-- Begin Source records --

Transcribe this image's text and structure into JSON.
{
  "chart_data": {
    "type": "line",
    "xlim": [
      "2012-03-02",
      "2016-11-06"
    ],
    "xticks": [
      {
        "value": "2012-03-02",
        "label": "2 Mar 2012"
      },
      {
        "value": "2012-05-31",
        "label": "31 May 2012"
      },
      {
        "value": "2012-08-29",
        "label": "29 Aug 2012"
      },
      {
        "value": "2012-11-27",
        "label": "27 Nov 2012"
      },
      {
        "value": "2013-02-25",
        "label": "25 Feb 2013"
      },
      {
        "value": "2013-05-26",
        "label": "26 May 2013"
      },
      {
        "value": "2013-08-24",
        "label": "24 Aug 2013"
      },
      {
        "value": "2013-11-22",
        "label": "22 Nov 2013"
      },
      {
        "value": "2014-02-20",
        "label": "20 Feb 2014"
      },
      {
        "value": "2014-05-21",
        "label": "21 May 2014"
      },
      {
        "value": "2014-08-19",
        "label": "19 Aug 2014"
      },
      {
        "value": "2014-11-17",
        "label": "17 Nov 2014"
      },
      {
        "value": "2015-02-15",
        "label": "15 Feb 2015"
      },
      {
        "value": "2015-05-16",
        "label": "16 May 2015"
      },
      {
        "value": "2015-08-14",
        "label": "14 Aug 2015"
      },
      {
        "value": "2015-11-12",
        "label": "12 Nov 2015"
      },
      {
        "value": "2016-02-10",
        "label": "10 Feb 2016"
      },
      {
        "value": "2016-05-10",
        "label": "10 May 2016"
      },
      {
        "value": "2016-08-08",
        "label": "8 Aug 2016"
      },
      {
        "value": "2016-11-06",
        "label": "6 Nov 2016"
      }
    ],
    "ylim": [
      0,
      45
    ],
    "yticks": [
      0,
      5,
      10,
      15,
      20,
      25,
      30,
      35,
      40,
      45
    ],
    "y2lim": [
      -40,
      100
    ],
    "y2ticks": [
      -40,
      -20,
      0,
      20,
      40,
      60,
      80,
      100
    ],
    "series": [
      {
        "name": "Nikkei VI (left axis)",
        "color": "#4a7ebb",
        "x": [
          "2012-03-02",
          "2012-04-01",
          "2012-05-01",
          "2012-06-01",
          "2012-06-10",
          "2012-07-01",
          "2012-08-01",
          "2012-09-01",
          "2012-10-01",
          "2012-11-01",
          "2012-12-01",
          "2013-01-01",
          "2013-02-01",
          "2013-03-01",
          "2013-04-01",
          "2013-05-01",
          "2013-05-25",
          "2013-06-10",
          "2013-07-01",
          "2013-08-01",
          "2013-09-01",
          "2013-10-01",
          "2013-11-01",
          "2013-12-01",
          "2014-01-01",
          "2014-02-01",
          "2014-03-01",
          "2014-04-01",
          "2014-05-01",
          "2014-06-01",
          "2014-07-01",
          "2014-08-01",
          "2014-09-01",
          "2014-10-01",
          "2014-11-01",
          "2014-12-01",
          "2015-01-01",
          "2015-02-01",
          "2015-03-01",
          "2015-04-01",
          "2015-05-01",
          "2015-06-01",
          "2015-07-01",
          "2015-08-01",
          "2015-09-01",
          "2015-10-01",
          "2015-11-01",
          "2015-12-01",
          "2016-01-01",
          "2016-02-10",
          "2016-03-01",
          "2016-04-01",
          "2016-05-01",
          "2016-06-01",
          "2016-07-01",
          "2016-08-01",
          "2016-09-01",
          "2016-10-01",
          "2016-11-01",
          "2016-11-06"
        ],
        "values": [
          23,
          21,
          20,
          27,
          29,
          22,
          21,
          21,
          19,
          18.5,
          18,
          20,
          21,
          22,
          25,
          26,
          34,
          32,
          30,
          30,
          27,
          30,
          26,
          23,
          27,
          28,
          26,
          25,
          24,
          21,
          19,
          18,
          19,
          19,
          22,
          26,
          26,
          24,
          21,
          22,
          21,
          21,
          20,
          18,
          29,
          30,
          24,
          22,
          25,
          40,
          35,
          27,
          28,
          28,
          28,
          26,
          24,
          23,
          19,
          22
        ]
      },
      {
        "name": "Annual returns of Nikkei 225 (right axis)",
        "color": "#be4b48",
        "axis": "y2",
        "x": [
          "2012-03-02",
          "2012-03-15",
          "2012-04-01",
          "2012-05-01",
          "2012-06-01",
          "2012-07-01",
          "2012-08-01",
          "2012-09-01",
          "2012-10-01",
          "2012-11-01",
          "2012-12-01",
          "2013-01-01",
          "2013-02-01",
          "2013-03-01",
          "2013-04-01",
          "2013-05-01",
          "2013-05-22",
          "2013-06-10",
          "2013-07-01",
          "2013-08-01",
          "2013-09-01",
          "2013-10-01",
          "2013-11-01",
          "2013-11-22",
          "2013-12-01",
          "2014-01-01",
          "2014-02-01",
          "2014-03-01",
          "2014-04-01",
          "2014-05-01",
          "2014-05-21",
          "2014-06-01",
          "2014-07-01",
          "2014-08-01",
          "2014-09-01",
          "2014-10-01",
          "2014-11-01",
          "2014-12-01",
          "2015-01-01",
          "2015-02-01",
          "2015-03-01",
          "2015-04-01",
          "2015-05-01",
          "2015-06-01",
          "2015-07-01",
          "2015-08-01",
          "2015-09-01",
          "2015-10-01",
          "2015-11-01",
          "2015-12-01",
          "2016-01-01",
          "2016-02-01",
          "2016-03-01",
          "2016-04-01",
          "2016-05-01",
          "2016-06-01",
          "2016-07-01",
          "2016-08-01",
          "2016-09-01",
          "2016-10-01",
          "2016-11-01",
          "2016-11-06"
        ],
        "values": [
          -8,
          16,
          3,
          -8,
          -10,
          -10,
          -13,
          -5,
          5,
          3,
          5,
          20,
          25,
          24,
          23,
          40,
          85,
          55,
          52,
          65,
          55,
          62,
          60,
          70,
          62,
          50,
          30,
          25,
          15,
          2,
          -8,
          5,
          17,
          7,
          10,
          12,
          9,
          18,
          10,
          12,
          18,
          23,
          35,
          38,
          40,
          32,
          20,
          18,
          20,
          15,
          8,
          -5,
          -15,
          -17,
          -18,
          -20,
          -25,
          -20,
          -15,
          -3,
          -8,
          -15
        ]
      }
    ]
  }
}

-- End Source records --

• [Aim]: Using the material above, copy every line in which the string "axis" occurs.

• [Output of the exercise]:
        "name": "Nikkei VI (left axis)",
        "name": "Annual returns of Nikkei 225 (right axis)",
        "axis": "y2",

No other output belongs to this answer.